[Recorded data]
◇ ◇ ◇ ◇ ◇

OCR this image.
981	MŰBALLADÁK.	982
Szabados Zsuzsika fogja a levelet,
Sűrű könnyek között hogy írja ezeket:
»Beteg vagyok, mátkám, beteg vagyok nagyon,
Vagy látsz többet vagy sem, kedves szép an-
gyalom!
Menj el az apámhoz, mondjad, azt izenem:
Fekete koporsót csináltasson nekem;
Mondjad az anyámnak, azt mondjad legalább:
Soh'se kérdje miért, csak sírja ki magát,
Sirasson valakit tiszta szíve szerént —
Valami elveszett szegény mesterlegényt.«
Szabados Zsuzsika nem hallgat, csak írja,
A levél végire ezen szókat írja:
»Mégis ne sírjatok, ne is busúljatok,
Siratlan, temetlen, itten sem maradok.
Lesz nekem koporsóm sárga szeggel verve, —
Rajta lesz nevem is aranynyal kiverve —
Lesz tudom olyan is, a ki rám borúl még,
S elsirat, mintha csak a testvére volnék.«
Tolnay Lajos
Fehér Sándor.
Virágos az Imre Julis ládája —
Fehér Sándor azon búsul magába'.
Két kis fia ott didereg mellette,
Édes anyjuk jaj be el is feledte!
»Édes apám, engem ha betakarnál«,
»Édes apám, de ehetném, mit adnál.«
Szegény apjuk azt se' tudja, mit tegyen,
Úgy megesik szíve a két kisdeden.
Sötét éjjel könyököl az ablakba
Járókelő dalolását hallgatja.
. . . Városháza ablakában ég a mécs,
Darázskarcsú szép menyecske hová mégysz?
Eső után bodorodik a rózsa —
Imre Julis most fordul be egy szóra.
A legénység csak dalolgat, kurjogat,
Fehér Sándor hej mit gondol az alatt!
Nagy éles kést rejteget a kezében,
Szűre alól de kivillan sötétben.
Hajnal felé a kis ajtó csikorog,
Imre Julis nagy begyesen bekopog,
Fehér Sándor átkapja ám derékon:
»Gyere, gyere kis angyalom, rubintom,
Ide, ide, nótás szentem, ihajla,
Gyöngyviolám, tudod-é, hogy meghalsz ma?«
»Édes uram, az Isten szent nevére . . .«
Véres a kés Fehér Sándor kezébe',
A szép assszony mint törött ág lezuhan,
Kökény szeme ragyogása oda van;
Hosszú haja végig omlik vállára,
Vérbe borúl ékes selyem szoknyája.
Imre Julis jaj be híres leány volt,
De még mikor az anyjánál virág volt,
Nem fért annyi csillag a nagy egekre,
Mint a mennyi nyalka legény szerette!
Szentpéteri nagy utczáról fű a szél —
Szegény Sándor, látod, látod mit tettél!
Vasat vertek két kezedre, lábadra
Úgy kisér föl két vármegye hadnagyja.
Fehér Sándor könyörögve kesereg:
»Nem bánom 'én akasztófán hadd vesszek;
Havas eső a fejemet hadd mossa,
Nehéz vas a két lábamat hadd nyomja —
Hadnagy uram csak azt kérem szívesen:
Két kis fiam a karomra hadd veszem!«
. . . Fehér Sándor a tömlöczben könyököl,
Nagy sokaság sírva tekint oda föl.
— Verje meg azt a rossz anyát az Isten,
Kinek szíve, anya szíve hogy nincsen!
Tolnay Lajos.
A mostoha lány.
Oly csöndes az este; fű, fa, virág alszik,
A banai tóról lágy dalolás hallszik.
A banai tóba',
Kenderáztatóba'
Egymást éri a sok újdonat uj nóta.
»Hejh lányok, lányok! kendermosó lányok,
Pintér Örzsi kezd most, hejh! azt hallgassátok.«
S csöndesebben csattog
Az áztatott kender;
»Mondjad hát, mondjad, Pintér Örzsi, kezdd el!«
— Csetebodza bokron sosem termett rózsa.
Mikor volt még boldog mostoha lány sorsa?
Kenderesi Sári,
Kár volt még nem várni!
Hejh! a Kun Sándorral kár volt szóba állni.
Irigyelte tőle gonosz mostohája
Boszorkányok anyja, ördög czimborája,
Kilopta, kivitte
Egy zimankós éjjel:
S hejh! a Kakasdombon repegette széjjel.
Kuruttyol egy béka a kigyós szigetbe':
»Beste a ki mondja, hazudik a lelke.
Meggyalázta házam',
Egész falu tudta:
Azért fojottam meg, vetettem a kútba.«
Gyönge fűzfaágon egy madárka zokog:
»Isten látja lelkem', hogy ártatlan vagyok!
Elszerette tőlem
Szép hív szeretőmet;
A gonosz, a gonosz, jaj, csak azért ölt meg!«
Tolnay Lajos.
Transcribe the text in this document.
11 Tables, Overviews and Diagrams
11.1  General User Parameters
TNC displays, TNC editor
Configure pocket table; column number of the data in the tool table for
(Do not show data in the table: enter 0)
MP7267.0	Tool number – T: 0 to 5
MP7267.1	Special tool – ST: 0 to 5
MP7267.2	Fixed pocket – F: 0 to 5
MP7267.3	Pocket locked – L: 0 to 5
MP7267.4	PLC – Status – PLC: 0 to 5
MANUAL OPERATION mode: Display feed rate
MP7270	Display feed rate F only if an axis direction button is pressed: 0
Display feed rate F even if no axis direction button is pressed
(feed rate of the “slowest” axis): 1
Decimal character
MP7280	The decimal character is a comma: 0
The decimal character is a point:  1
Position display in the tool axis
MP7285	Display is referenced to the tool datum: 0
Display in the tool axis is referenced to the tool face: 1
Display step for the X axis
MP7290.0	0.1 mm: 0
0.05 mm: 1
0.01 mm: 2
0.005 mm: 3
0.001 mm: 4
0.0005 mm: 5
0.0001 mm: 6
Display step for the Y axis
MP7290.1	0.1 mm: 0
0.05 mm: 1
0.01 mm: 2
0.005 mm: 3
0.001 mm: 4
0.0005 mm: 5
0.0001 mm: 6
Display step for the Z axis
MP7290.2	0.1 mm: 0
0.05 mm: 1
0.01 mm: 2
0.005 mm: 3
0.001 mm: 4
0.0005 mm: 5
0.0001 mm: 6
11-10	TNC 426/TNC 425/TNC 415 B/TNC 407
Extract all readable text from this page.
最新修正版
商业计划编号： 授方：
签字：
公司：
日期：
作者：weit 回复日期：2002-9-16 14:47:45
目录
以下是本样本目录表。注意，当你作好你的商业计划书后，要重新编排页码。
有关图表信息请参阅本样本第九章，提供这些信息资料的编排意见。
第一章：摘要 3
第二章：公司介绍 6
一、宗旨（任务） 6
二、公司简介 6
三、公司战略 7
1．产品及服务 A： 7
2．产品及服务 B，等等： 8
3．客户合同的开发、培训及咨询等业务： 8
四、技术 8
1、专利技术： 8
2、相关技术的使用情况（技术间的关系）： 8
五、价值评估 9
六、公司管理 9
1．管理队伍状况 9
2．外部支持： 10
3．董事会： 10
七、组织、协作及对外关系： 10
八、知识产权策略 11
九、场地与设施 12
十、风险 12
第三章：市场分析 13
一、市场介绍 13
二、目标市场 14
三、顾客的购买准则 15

◇ ◇ ◇ ◇ ◇

**Aim**
Copy each record from above without leaving any out.

**Output of the exercise**
OCR this image.
981	MŰBALLADÁK.	982
Szabados Zsuzsika fogja a levelet,
Sűrű könnyek között hogy írja ezeket:
»Beteg vagyok, mátkám, beteg vagyok nagyon,
Vagy látsz többet vagy sem, kedves szép an-
gyalom!
Menj el az apámhoz, mondjad, azt izenem:
Fekete koporsót csináltasson nekem;
Mondjad az anyámnak, azt mondjad legalább:
Soh'se kérdje miért, csak sírja ki magát,
Sirasson valakit tiszta szíve szerént —
Valami elveszett szegény mesterlegényt.«
Szabados Zsuzsika nem hallgat, csak írja,
A levél végire ezen szókat írja:
»Mégis ne sírjatok, ne is busúljatok,
Siratlan, temetlen, itten sem maradok.
Lesz nekem koporsóm sárga szeggel verve, —
Rajta lesz nevem is aranynyal kiverve —
Lesz tudom olyan is, a ki rám borúl még,
S elsirat, mintha csak a testvére volnék.«
Tolnay Lajos
Fehér Sándor.
Virágos az Imre Julis ládája —
Fehér Sándor azon búsul magába'.
Két kis fia ott didereg mellette,
Édes anyjuk jaj be el is feledte!
»Édes apám, engem ha betakarnál«,
»Édes apám, de ehetném, mit adnál.«
Szegény apjuk azt se' tudja, mit tegyen,
Úgy megesik szíve a két kisdeden.
Sötét éjjel könyököl az ablakba
Járókelő dalolását hallgatja.
. . . Városháza ablakában ég a mécs,
Darázskarcsú szép menyecske hová mégysz?
Eső után bodorodik a rózsa —
Imre Julis most fordul be egy szóra.
A legénység csak dalolgat, kurjogat,
Fehér Sándor hej mit gondol az alatt!
Nagy éles kést rejteget a kezében,
Szűre alól de kivillan sötétben.
Hajnal felé a kis ajtó csikorog,
Imre Julis nagy begyesen bekopog,
Fehér Sándor átkapja ám derékon:
»Gyere, gyere kis angyalom, rubintom,
Ide, ide, nótás szentem, ihajla,
Gyöngyviolám, tudod-é, hogy meghalsz ma?«
»Édes uram, az Isten szent nevére . . .«
Véres a kés Fehér Sándor kezébe',
A szép assszony mint törött ág lezuhan,
Kökény szeme ragyogása oda van;
Hosszú haja végig omlik vállára,
Vérbe borúl ékes selyem szoknyája.
Imre Julis jaj be híres leány volt,
De még mikor az anyjánál virág volt,
Nem fért annyi csillag a nagy egekre,
Mint a mennyi nyalka legény szerette!
Szentpéteri nagy utczáról fű a szél —
Szegény Sándor, látod, látod mit tettél!
Vasat vertek két kezedre, lábadra
Úgy kisér föl két vármegye hadnagyja.
Fehér Sándor könyörögve kesereg:
»Nem bánom 'én akasztófán hadd vesszek;
Havas eső a fejemet hadd mossa,
Nehéz vas a két lábamat hadd nyomja —
Hadnagy uram csak azt kérem szívesen:
Két kis fiam a karomra hadd veszem!«
. . . Fehér Sándor a tömlöczben könyököl,
Nagy sokaság sírva tekint oda föl.
— Verje meg azt a rossz anyát az Isten,
Kinek szíve, anya szíve hogy nincsen!
Tolnay Lajos.
A mostoha lány.
Oly csöndes az este; fű, fa, virág alszik,
A banai tóról lágy dalolás hallszik.
A banai tóba',
Kenderáztatóba'
Egymást éri a sok újdonat uj nóta.
»Hejh lányok, lányok! kendermosó lányok,
Pintér Örzsi kezd most, hejh! azt hallgassátok.«
S csöndesebben csattog
Az áztatott kender;
»Mondjad hát, mondjad, Pintér Örzsi, kezdd el!«
— Csetebodza bokron sosem termett rózsa.
Mikor volt még boldog mostoha lány sorsa?
Kenderesi Sári,
Kár volt még nem várni!
Hejh! a Kun Sándorral kár volt szóba állni.
Irigyelte tőle gonosz mostohája
Boszorkányok anyja, ördög czimborája,
Kilopta, kivitte
Egy zimankós éjjel:
S hejh! a Kakasdombon repegette széjjel.
Kuruttyol egy béka a kigyós szigetbe':
»Beste a ki mondja, hazudik a lelke.
Meggyalázta házam',
Egész falu tudta:
Azért fojottam meg, vetettem a kútba.«
Gyönge fűzfaágon egy madárka zokog:
»Isten látja lelkem', hogy ártatlan vagyok!
Elszerette tőlem
Szép hív szeretőmet;
A gonosz, a gonosz, jaj, csak azért ölt meg!«
Tolnay Lajos.
Transcribe the text in this document.
11 Tables, Overviews and Diagrams
11.1  General User Parameters
TNC displays, TNC editor
Configure pocket table; column number of the data in the tool table for
(Do not show data in the table: enter 0)
MP7267.0	Tool number – T: 0 to 5
MP7267.1	Special tool – ST: 0 to 5
MP7267.2	Fixed pocket – F: 0 to 5
MP7267.3	Pocket locked – L: 0 to 5
MP7267.4	PLC – Status – PLC: 0 to 5
MANUAL OPERATION mode: Display feed rate
MP7270	Display feed rate F only if an axis direction button is pressed: 0
Display feed rate F even if no axis direction button is pressed
(feed rate of the “slowest” axis): 1
Decimal character
MP7280	The decimal character is a comma: 0
The decimal character is a point:  1
Position display in the tool axis
MP7285	Display is referenced to the tool datum: 0
Display in the tool axis is referenced to the tool face: 1
Display step for the X axis
MP7290.0	0.1 mm: 0
0.05 mm: 1
0.01 mm: 2
0.005 mm: 3
0.001 mm: 4
0.0005 mm: 5
0.0001 mm: 6
Display step for the Y axis
MP7290.1	0.1 mm: 0
0.05 mm: 1
0.01 mm: 2
0.005 mm: 3
0.001 mm: 4
0.0005 mm: 5
0.0001 mm: 6
Display step for the Z axis
MP7290.2	0.1 mm: 0
0.05 mm: 1
0.01 mm: 2
0.005 mm: 3
0.001 mm: 4
0.0005 mm: 5
0.0001 mm: 6
11-10	TNC 426/TNC 425/TNC 415 B/TNC 407
Extract all readable text from this page.
最新修正版
商业计划编号： 授方：
签字：
公司：
日期：
作者：weit 回复日期：2002-9-16 14:47:45
目录
以下是本样本目录表。注意，当你作好你的商业计划书后，要重新编排页码。
有关图表信息请参阅本样本第九章，提供这些信息资料的编排意见。
第一章：摘要 3
第二章：公司介绍 6
一、宗旨（任务） 6
二、公司简介 6
三、公司战略 7
1．产品及服务 A： 7
2．产品及服务 B，等等： 8
3．客户合同的开发、培训及咨询等业务： 8
四、技术 8
1、专利技术： 8
2、相关技术的使用情况（技术间的关系）： 8
五、价值评估 9
六、公司管理 9
1．管理队伍状况 9
2．外部支持： 10
3．董事会： 10
七、组织、协作及对外关系： 10
八、知识产权策略 11
九、场地与设施 12
十、风险 12
第三章：市场分析 13
一、市场介绍 13
二、目标市场 14
三、顾客的购买准则 15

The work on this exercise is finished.